◆ **Brief**: Copy every record word for word.
-.-.-
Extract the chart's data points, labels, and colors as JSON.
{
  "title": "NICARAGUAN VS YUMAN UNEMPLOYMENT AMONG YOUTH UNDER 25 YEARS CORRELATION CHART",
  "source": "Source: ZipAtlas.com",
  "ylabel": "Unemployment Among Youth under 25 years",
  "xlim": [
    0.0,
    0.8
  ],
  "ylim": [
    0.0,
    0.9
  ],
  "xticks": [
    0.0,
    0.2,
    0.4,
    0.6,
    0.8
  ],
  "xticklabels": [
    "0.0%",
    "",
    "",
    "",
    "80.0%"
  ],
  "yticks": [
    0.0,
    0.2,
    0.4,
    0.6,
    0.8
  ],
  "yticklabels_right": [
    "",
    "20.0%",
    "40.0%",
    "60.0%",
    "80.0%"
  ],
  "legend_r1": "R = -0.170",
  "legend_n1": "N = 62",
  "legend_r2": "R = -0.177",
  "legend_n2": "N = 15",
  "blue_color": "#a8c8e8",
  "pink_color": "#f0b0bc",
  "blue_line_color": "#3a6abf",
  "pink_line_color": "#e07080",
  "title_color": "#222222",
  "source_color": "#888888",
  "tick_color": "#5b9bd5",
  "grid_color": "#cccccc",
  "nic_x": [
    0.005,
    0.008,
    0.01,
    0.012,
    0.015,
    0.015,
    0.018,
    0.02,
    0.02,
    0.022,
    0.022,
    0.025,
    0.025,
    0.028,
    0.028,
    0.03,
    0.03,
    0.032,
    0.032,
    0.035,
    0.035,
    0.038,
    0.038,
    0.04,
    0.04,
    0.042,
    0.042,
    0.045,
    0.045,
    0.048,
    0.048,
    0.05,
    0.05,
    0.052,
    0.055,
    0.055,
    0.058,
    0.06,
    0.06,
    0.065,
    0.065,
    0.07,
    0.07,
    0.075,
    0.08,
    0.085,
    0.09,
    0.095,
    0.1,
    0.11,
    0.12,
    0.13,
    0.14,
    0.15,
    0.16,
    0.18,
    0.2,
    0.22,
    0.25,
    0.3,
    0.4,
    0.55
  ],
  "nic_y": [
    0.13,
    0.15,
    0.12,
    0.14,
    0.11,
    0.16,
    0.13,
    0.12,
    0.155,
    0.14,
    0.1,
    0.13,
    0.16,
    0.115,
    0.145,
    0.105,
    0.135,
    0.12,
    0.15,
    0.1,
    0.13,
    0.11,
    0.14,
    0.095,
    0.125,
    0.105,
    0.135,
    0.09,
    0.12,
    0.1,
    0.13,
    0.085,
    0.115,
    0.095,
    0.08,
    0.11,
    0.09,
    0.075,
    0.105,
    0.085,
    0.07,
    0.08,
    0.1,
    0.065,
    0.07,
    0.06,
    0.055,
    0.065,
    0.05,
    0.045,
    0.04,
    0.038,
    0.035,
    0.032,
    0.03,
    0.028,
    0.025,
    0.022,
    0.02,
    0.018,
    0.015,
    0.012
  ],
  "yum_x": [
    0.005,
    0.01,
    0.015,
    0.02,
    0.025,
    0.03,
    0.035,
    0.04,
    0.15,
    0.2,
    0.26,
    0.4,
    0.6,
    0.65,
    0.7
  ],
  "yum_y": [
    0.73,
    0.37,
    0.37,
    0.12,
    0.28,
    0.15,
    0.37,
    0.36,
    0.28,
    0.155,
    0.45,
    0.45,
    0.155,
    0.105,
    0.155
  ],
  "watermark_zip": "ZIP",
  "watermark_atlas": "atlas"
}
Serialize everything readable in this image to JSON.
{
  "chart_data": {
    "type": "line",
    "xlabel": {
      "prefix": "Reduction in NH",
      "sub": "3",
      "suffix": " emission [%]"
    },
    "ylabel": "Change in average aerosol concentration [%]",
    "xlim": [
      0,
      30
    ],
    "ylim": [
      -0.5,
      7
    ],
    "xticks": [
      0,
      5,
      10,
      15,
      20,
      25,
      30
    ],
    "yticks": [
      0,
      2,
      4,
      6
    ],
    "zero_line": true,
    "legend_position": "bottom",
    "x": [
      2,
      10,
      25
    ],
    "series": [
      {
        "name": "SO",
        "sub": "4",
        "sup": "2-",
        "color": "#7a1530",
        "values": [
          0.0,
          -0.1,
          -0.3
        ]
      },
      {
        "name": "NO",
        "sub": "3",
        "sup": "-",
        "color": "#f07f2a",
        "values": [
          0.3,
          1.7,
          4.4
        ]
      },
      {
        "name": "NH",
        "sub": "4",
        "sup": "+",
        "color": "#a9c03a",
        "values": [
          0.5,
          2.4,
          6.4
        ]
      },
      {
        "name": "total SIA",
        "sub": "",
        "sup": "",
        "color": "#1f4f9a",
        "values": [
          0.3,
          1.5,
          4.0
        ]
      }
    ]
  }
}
-.-.-
◆ **Answer**:
Extract the chart's data points, labels, and colors as JSON.
{
  "title": "NICARAGUAN VS YUMAN UNEMPLOYMENT AMONG YOUTH UNDER 25 YEARS CORRELATION CHART",
  "source": "Source: ZipAtlas.com",
  "ylabel": "Unemployment Among Youth under 25 years",
  "xlim": [
    0.0,
    0.8
  ],
  "ylim": [
    0.0,
    0.9
  ],
  "xticks": [
    0.0,
    0.2,
    0.4,
    0.6,
    0.8
  ],
  "xticklabels": [
    "0.0%",
    "",
    "",
    "",
    "80.0%"
  ],
  "yticks": [
    0.0,
    0.2,
    0.4,
    0.6,
    0.8
  ],
  "yticklabels_right": [
    "",
    "20.0%",
    "40.0%",
    "60.0%",
    "80.0%"
  ],
  "legend_r1": "R = -0.170",
  "legend_n1": "N = 62",
  "legend_r2": "R = -0.177",
  "legend_n2": "N = 15",
  "blue_color": "#a8c8e8",
  "pink_color": "#f0b0bc",
  "blue_line_color": "#3a6abf",
  "pink_line_color": "#e07080",
  "title_color": "#222222",
  "source_color": "#888888",
  "tick_color": "#5b9bd5",
  "grid_color": "#cccccc",
  "nic_x": [
    0.005,
    0.008,
    0.01,
    0.012,
    0.015,
    0.015,
    0.018,
    0.02,
    0.02,
    0.022,
    0.022,
    0.025,
    0.025,
    0.028,
    0.028,
    0.03,
    0.03,
    0.032,
    0.032,
    0.035,
    0.035,
    0.038,
    0.038,
    0.04,
    0.04,
    0.042,
    0.042,
    0.045,
    0.045,
    0.048,
    0.048,
    0.05,
    0.05,
    0.052,
    0.055,
    0.055,
    0.058,
    0.06,
    0.06,
    0.065,
    0.065,
    0.07,
    0.07,
    0.075,
    0.08,
    0.085,
    0.09,
    0.095,
    0.1,
    0.11,
    0.12,
    0.13,
    0.14,
    0.15,
    0.16,
    0.18,
    0.2,
    0.22,
    0.25,
    0.3,
    0.4,
    0.55
  ],
  "nic_y": [
    0.13,
    0.15,
    0.12,
    0.14,
    0.11,
    0.16,
    0.13,
    0.12,
    0.155,
    0.14,
    0.1,
    0.13,
    0.16,
    0.115,
    0.145,
    0.105,
    0.135,
    0.12,
    0.15,
    0.1,
    0.13,
    0.11,
    0.14,
    0.095,
    0.125,
    0.105,
    0.135,
    0.09,
    0.12,
    0.1,
    0.13,
    0.085,
    0.115,
    0.095,
    0.08,
    0.11,
    0.09,
    0.075,
    0.105,
    0.085,
    0.07,
    0.08,
    0.1,
    0.065,
    0.07,
    0.06,
    0.055,
    0.065,
    0.05,
    0.045,
    0.04,
    0.038,
    0.035,
    0.032,
    0.03,
    0.028,
    0.025,
    0.022,
    0.02,
    0.018,
    0.015,
    0.012
  ],
  "yum_x": [
    0.005,
    0.01,
    0.015,
    0.02,
    0.025,
    0.03,
    0.035,
    0.04,
    0.15,
    0.2,
    0.26,
    0.4,
    0.6,
    0.65,
    0.7
  ],
  "yum_y": [
    0.73,
    0.37,
    0.37,
    0.12,
    0.28,
    0.15,
    0.37,
    0.36,
    0.28,
    0.155,
    0.45,
    0.45,
    0.155,
    0.105,
    0.155
  ],
  "watermark_zip": "ZIP",
  "watermark_atlas": "atlas"
}
Serialize everything readable in this image to JSON.
{
  "chart_data": {
    "type": "line",
    "xlabel": {
      "prefix": "Reduction in NH",
      "sub": "3",
      "suffix": " emission [%]"
    },
    "ylabel": "Change in average aerosol concentration [%]",
    "xlim": [
      0,
      30
    ],
    "ylim": [
      -0.5,
      7
    ],
    "xticks": [
      0,
      5,
      10,
      15,
      20,
      25,
      30
    ],
    "yticks": [
      0,
      2,
      4,
      6
    ],
    "zero_line": true,
    "legend_position": "bottom",
    "x": [
      2,
      10,
      25
    ],
    "series": [
      {
        "name": "SO",
        "sub": "4",
        "sup": "2-",
        "color": "#7a1530",
        "values": [
          0.0,
          -0.1,
          -0.3
        ]
      },
      {
        "name": "NO",
        "sub": "3",
        "sup": "-",
        "color": "#f07f2a",
        "values": [
          0.3,
          1.7,
          4.4
        ]
      },
      {
        "name": "NH",
        "sub": "4",
        "sup": "+",
        "color": "#a9c03a",
        "values": [
          0.5,
          2.4,
          6.4
        ]
      },
      {
        "name": "total SIA",
        "sub": "",
        "sup": "",
        "color": "#1f4f9a",
        "values": [
          0.3,
          1.5,
          4.0
        ]
      }
    ]
  }
}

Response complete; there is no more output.